--- Written exercise ---
Using the material that follows, identify and copy each line with the string "plain".

--- Stored records ---
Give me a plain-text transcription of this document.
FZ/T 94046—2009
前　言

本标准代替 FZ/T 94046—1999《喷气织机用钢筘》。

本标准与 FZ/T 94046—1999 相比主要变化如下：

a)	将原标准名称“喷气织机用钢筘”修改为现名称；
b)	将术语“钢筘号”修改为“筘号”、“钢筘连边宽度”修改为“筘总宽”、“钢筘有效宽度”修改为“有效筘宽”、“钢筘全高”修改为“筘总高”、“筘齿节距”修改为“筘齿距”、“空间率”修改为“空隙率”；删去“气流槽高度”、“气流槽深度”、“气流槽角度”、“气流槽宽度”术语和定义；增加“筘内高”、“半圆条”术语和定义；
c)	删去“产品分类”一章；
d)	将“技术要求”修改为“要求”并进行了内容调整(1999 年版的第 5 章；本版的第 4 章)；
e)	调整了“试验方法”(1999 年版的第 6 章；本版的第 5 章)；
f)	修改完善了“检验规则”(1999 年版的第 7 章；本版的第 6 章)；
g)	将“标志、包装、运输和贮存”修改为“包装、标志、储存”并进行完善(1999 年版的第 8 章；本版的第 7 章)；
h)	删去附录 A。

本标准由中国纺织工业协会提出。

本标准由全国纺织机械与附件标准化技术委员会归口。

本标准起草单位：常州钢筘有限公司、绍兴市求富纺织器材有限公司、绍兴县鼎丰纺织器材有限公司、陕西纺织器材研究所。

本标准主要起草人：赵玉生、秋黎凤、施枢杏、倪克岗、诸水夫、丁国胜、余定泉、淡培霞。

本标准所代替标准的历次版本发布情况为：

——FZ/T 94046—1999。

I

--

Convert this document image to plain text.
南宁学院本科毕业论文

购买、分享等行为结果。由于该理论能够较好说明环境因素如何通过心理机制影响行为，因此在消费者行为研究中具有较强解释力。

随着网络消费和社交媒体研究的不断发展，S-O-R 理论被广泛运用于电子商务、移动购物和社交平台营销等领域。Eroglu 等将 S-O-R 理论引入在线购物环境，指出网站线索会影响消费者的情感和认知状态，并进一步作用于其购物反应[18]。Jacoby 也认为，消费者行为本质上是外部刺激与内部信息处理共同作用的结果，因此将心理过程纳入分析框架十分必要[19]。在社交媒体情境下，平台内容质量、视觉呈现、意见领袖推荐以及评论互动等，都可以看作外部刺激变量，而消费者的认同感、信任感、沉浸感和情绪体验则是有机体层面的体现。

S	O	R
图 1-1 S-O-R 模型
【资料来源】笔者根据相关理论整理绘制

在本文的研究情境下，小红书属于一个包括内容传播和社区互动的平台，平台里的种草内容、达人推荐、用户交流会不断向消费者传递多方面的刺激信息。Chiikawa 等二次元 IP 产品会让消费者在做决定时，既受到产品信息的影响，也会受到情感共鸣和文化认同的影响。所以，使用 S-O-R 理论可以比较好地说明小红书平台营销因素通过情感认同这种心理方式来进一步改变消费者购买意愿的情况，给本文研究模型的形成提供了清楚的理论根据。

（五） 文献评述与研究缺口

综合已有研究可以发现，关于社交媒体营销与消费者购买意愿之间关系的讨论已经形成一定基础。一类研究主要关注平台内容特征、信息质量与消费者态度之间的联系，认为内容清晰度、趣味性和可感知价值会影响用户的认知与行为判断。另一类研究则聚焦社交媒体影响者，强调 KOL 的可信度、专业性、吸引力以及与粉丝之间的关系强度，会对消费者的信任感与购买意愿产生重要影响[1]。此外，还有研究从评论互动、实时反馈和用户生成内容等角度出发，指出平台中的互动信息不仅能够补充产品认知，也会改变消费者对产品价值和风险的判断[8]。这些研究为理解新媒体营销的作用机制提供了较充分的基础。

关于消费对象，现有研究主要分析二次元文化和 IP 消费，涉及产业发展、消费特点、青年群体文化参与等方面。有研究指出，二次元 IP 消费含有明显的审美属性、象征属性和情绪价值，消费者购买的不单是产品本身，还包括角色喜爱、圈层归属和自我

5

--- Solution below ---
Give me a plain-text transcription of this document.
Convert this document image to plain text.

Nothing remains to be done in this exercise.